Wherever the string "escreva" appears, copy the whole line.

## START PROVIDED RECORDS

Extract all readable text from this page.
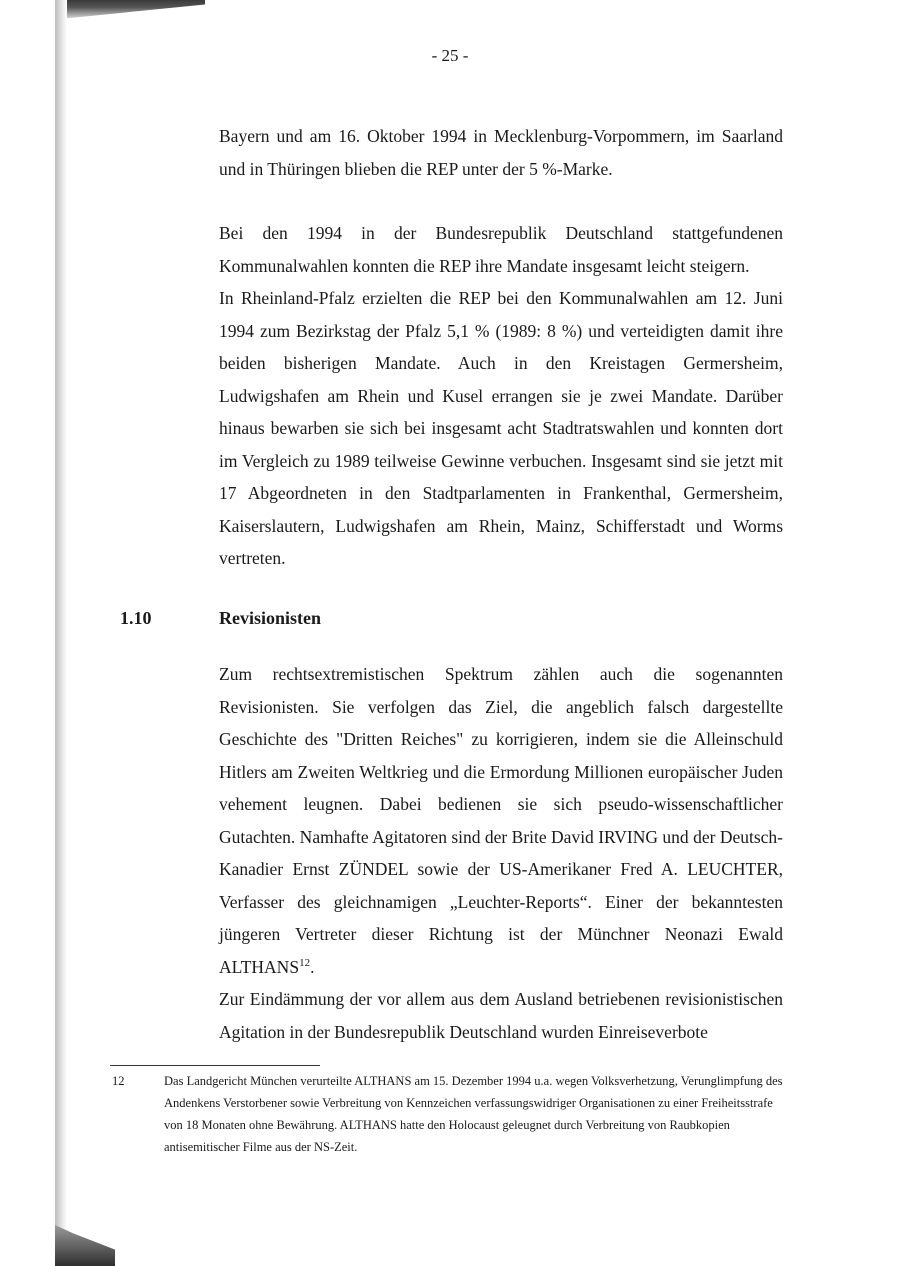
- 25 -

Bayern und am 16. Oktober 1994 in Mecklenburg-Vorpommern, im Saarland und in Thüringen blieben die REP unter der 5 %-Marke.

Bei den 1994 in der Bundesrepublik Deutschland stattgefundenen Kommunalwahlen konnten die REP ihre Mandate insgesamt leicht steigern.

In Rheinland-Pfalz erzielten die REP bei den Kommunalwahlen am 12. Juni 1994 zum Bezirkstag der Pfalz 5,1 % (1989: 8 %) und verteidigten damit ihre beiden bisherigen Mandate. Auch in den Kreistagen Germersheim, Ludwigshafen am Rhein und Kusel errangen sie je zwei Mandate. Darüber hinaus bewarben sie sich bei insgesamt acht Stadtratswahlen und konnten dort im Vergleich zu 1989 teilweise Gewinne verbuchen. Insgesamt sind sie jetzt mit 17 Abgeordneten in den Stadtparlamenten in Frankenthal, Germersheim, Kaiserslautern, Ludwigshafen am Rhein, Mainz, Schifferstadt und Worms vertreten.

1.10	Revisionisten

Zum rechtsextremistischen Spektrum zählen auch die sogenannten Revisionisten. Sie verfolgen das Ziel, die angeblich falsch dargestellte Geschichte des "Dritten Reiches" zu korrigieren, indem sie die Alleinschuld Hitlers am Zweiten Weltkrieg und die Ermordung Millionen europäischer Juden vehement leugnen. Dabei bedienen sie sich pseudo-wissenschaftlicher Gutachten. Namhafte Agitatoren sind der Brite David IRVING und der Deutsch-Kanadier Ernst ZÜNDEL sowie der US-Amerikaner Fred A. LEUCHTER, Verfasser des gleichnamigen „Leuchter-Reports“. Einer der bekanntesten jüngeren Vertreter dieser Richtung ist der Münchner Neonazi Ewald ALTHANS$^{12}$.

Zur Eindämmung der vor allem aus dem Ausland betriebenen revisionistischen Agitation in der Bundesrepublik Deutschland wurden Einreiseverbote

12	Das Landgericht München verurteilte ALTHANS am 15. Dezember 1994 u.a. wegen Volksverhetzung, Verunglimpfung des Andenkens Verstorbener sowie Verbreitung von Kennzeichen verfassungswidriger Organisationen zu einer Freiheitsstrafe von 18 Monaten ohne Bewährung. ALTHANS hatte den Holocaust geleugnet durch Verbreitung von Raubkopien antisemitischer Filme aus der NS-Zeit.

## END PROVIDED RECORDS
## START PROVIDED RECORDS

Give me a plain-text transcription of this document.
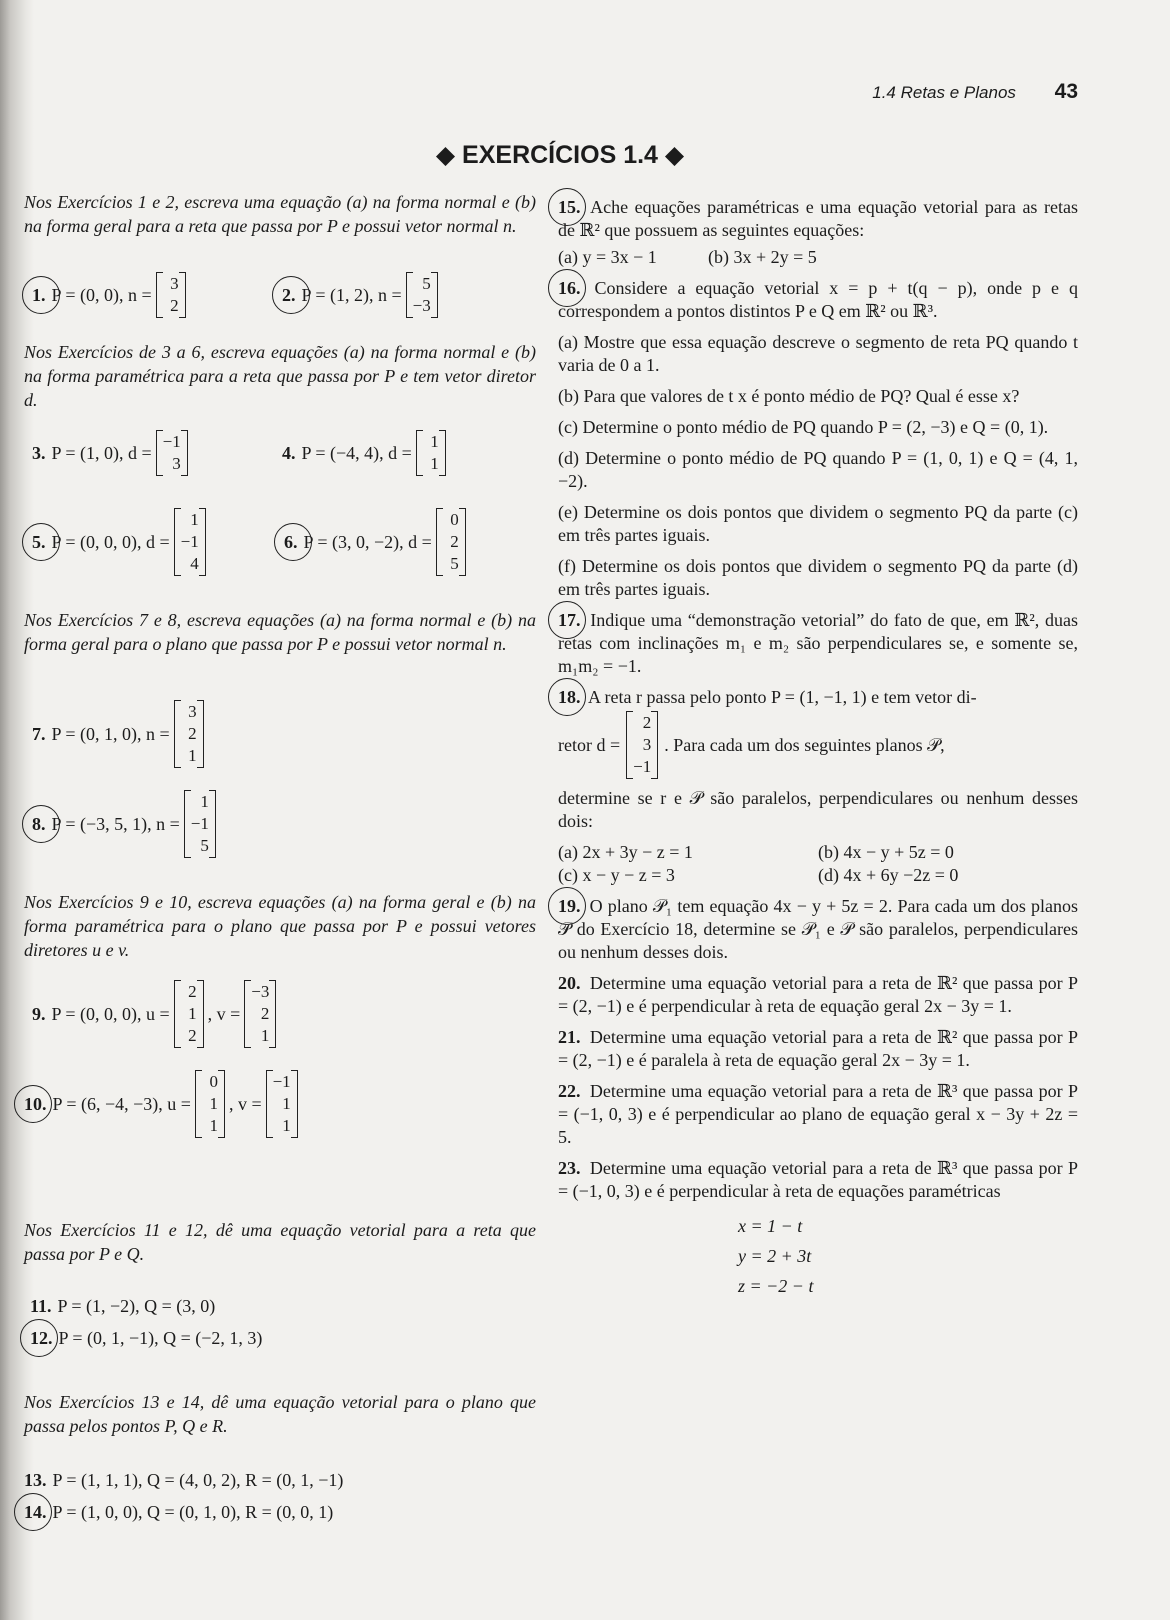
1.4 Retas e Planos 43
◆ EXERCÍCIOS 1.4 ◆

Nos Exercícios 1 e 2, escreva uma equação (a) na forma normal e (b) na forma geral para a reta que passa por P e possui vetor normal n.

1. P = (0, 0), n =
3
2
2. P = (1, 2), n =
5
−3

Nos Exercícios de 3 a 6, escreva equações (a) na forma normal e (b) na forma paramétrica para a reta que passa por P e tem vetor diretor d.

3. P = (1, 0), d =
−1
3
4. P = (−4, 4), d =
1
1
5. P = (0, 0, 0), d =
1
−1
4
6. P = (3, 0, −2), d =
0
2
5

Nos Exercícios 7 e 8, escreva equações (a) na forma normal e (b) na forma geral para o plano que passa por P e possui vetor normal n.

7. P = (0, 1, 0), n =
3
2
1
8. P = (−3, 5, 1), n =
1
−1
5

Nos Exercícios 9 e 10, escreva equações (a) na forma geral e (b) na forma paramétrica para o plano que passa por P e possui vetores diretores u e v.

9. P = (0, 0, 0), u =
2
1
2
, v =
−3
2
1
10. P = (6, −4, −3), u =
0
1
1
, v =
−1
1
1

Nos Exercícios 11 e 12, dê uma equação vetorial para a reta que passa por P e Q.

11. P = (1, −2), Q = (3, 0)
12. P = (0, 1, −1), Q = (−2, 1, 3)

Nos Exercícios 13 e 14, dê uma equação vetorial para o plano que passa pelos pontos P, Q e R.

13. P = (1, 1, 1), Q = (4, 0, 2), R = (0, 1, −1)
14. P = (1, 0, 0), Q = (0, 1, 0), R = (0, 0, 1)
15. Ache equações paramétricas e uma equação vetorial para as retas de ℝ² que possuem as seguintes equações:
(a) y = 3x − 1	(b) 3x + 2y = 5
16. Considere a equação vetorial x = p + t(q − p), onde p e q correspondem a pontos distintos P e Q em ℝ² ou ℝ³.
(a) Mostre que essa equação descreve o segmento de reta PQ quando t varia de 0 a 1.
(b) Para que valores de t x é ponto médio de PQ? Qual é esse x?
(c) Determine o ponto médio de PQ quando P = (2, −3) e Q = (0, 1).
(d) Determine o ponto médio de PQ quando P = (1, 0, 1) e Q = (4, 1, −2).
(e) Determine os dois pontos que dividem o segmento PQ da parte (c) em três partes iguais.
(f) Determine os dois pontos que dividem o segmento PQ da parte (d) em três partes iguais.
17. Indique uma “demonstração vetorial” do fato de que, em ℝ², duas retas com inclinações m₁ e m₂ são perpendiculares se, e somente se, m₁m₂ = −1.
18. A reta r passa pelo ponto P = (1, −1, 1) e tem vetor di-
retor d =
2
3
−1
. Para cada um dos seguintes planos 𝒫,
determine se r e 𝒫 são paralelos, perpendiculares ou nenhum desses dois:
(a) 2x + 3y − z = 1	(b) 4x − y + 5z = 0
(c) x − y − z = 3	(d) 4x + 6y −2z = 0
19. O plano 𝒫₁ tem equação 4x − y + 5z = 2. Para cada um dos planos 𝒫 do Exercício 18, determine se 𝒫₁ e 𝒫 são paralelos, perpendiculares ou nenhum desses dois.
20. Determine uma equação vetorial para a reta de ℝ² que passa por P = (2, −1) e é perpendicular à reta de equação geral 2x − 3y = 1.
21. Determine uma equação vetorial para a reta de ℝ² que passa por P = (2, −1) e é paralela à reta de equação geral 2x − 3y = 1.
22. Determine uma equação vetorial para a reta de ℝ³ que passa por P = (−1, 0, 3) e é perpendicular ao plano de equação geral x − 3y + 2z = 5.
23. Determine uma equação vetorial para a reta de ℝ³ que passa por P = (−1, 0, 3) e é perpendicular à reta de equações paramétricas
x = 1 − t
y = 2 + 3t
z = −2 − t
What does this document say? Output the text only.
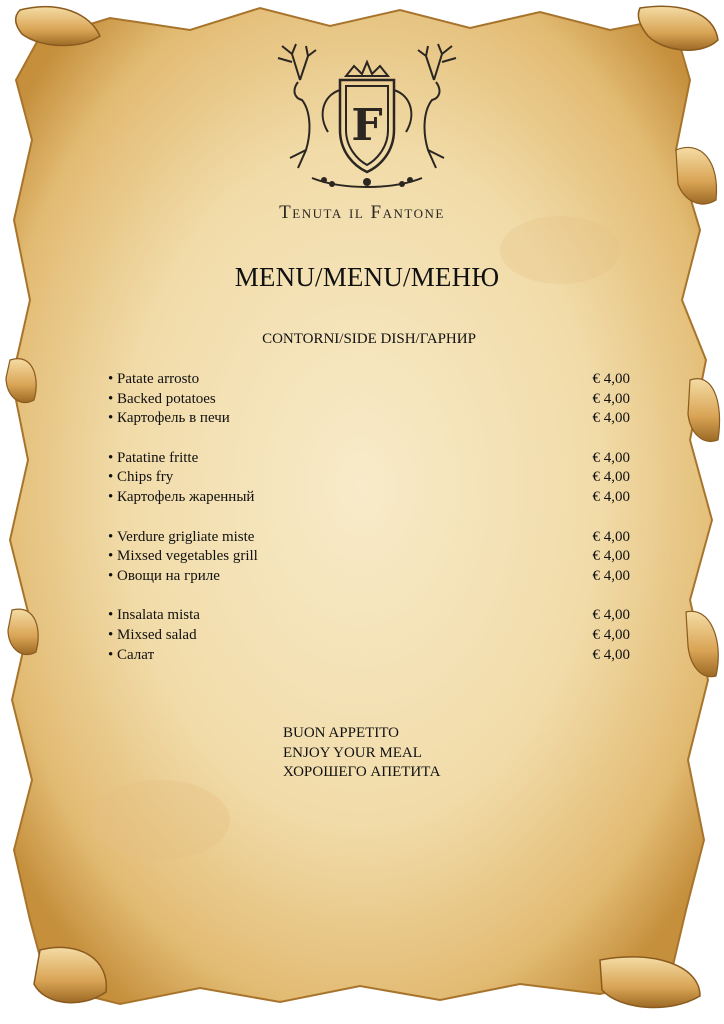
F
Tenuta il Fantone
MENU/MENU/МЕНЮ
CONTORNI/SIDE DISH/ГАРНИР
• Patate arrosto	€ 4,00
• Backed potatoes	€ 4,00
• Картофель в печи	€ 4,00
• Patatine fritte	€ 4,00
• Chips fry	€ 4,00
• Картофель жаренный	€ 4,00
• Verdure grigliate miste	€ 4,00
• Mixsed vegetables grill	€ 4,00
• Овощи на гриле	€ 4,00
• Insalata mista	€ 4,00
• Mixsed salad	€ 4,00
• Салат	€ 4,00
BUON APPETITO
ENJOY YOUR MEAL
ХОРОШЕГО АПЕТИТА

## END PROVIDED RECORDS

FINISHED TASK –
Nos Exercícios 1 e 2, escreva uma equação (a) na forma normal e (b) na forma geral para a reta que passa por P e possui vetor normal n.
Nos Exercícios de 3 a 6, escreva equações (a) na forma normal e (b) na forma paramétrica para a reta que passa por P e tem vetor diretor d.
Nos Exercícios 7 e 8, escreva equações (a) na forma normal e (b) na forma geral para o plano que passa por P e possui vetor normal n.
Nos Exercícios 9 e 10, escreva equações (a) na forma geral e (b) na forma paramétrica para o plano que passa por P e possui vetores diretores u e v.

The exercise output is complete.